## begin Data
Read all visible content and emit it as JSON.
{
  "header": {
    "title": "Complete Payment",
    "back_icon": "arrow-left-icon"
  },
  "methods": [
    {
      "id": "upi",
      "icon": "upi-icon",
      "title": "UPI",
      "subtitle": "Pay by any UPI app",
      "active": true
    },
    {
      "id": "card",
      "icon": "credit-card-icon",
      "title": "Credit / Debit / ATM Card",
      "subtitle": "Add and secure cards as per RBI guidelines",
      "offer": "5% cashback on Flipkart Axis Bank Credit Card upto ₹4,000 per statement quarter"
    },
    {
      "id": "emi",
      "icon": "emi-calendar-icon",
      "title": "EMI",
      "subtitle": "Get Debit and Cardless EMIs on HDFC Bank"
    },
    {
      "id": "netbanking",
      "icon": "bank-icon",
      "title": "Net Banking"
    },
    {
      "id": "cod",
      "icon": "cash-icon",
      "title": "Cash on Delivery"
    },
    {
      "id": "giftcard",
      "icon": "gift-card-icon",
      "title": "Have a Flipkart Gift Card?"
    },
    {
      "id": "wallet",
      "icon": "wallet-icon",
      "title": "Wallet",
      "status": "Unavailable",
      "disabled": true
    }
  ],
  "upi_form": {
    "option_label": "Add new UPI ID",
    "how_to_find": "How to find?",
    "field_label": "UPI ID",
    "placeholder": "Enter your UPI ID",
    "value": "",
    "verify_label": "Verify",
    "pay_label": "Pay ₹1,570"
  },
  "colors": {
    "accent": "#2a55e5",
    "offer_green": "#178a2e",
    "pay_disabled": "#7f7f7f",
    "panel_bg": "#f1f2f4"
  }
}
## end Data
-- Objective --
From the data above, extract every line in its exact form.

-- Answer for this exercise --
Read all visible content and emit it as JSON.
{
  "header": {
    "title": "Complete Payment",
    "back_icon": "arrow-left-icon"
  },
  "methods": [
    {
      "id": "upi",
      "icon": "upi-icon",
      "title": "UPI",
      "subtitle": "Pay by any UPI app",
      "active": true
    },
    {
      "id": "card",
      "icon": "credit-card-icon",
      "title": "Credit / Debit / ATM Card",
      "subtitle": "Add and secure cards as per RBI guidelines",
      "offer": "5% cashback on Flipkart Axis Bank Credit Card upto ₹4,000 per statement quarter"
    },
    {
      "id": "emi",
      "icon": "emi-calendar-icon",
      "title": "EMI",
      "subtitle": "Get Debit and Cardless EMIs on HDFC Bank"
    },
    {
      "id": "netbanking",
      "icon": "bank-icon",
      "title": "Net Banking"
    },
    {
      "id": "cod",
      "icon": "cash-icon",
      "title": "Cash on Delivery"
    },
    {
      "id": "giftcard",
      "icon": "gift-card-icon",
      "title": "Have a Flipkart Gift Card?"
    },
    {
      "id": "wallet",
      "icon": "wallet-icon",
      "title": "Wallet",
      "status": "Unavailable",
      "disabled": true
    }
  ],
  "upi_form": {
    "option_label": "Add new UPI ID",
    "how_to_find": "How to find?",
    "field_label": "UPI ID",
    "placeholder": "Enter your UPI ID",
    "value": "",
    "verify_label": "Verify",
    "pay_label": "Pay ₹1,570"
  },
  "colors": {
    "accent": "#2a55e5",
    "offer_green": "#178a2e",
    "pay_disabled": "#7f7f7f",
    "panel_bg": "#f1f2f4"
  }
}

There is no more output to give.